[WHAT IS REQUIRED]
Locate every line in the records below that holds the word "отношении" and return each one.
"""
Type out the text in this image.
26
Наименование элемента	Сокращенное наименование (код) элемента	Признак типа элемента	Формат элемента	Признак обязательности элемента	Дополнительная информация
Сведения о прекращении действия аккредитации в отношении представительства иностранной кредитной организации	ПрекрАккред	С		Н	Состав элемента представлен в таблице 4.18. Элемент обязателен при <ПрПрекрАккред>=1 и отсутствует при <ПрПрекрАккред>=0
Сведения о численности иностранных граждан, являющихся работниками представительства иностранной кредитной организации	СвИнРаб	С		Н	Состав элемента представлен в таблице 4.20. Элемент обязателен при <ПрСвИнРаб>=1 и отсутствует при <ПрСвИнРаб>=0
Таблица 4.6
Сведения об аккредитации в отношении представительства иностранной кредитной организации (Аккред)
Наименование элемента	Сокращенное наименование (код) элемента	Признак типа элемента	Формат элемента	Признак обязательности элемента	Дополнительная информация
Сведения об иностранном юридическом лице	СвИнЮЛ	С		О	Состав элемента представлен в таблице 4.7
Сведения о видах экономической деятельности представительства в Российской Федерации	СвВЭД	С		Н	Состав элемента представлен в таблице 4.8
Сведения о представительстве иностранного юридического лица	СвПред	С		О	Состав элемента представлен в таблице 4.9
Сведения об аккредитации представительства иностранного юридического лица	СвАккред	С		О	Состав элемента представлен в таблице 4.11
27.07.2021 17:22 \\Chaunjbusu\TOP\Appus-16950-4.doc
"""
"""
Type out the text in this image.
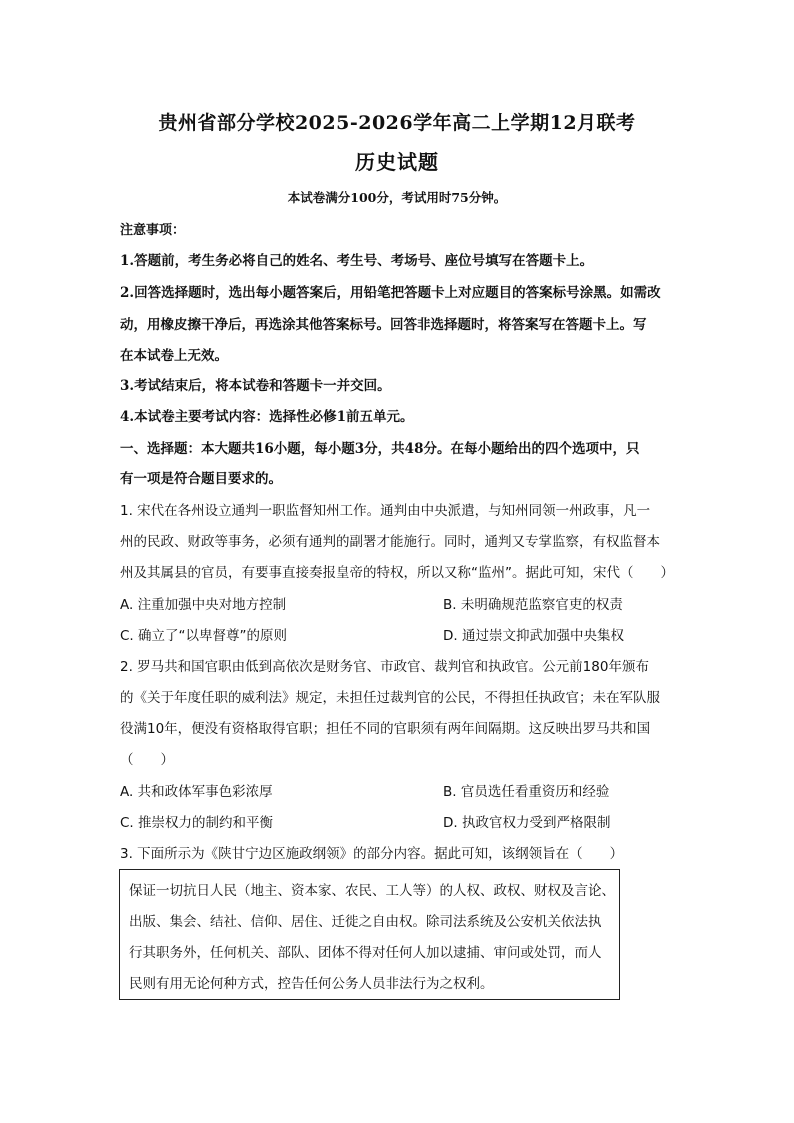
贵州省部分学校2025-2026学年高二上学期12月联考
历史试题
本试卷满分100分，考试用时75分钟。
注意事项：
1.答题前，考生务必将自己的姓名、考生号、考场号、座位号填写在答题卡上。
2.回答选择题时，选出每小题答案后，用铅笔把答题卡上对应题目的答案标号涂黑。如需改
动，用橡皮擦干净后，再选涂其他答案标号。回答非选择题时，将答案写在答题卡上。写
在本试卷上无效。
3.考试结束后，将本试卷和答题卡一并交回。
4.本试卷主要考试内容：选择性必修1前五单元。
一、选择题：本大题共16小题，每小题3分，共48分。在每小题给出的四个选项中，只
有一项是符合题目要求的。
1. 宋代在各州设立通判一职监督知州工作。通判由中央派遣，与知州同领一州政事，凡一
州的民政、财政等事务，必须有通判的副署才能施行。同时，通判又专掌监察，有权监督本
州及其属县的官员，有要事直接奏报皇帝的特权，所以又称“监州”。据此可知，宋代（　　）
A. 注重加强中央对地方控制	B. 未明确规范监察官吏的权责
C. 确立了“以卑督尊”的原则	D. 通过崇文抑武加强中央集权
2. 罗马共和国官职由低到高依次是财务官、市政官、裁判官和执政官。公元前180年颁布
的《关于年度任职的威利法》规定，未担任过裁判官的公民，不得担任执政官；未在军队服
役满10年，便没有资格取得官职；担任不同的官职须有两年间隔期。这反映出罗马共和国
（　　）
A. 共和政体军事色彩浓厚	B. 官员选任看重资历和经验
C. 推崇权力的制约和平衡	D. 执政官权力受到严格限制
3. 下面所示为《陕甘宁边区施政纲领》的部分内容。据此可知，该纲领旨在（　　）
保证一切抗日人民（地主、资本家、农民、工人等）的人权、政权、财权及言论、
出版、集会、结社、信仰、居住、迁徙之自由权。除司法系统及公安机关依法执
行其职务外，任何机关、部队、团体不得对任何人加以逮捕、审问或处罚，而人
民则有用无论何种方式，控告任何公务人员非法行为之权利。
"""
[EXERCISE RESPONSE]
Сведения о прекращении действия аккредитации в отношении представительства иностранной кредитной организации	ПрекрАккред	С		Н	Состав элемента представлен в таблице 4.18. Элемент обязателен при <ПрПрекрАккред>=1 и отсутствует при <ПрПрекрАккред>=0
Сведения об аккредитации в отношении представительства иностранной кредитной организации (Аккред)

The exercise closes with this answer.